Find the lines of data that contain the string "下列句子中", then list them.

▸ The input:

— start —

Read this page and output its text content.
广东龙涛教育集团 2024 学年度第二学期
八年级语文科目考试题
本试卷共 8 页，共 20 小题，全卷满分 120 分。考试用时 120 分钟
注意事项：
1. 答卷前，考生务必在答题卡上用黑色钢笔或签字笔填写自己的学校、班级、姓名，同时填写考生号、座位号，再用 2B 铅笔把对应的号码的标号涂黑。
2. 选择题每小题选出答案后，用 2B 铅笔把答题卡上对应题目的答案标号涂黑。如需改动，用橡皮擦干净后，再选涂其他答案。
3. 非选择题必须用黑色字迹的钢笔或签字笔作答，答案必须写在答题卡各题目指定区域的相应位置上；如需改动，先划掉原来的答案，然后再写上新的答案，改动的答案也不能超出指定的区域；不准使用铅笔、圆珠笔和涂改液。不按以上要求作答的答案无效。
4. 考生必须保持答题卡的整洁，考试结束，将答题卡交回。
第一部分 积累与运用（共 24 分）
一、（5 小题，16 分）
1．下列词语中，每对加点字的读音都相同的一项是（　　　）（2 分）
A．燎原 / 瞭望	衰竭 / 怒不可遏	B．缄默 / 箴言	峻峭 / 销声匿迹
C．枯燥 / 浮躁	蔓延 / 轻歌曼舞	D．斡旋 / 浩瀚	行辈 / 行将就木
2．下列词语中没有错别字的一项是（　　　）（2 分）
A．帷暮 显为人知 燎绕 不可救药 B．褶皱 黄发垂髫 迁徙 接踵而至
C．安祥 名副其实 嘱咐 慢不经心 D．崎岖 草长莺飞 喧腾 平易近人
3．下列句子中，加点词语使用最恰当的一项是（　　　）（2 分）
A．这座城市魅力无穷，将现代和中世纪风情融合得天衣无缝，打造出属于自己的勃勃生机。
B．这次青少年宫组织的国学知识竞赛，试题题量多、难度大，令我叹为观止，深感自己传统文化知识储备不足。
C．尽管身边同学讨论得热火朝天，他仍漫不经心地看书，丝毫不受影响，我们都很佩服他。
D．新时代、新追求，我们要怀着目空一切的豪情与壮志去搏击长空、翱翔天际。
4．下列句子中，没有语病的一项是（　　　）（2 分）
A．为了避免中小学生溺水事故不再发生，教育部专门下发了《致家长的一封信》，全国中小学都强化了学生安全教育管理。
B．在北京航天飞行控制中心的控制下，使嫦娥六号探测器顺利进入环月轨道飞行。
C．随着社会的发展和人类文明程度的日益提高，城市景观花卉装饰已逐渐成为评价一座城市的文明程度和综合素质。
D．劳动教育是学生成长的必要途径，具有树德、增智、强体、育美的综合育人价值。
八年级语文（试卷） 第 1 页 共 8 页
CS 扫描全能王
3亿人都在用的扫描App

— end —

▸ Task result:
3．下列句子中，加点词语使用最恰当的一项是（　　　）（2 分）
4．下列句子中，没有语病的一项是（　　　）（2 分）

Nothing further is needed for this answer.